▸ **EXERCISE OBJECTIVE**
Retype each entry below exactly as it stands.
━━ DATASET ENTRIES
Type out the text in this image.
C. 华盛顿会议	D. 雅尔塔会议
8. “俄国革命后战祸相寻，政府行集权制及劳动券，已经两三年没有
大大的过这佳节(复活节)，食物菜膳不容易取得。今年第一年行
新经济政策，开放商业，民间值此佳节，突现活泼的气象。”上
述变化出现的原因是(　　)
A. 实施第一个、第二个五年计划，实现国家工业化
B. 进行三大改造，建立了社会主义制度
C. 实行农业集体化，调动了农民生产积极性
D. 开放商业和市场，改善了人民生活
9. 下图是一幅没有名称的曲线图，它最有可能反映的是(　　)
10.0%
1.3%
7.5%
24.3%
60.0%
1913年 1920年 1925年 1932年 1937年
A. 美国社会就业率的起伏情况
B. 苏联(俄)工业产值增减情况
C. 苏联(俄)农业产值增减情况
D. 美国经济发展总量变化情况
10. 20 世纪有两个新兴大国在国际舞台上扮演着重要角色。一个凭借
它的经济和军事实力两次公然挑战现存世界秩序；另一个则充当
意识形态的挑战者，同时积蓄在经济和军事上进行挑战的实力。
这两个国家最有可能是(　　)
━━━━
▸ **RESPONSE TO THIS TASK**
Type out the text in this image.
C. 华盛顿会议	D. 雅尔塔会议
8. “俄国革命后战祸相寻，政府行集权制及劳动券，已经两三年没有
大大的过这佳节(复活节)，食物菜膳不容易取得。今年第一年行
新经济政策，开放商业，民间值此佳节，突现活泼的气象。”上
述变化出现的原因是(　　)
A. 实施第一个、第二个五年计划，实现国家工业化
B. 进行三大改造，建立了社会主义制度
C. 实行农业集体化，调动了农民生产积极性
D. 开放商业和市场，改善了人民生活
9. 下图是一幅没有名称的曲线图，它最有可能反映的是(　　)
10.0%
1.3%
7.5%
24.3%
60.0%
1913年 1920年 1925年 1932年 1937年
A. 美国社会就业率的起伏情况
B. 苏联(俄)工业产值增减情况
C. 苏联(俄)农业产值增减情况
D. 美国经济发展总量变化情况
10. 20 世纪有两个新兴大国在国际舞台上扮演着重要角色。一个凭借
它的经济和军事实力两次公然挑战现存世界秩序；另一个则充当
意识形态的挑战者，同时积蓄在经济和军事上进行挑战的实力。
这两个国家最有可能是(　　)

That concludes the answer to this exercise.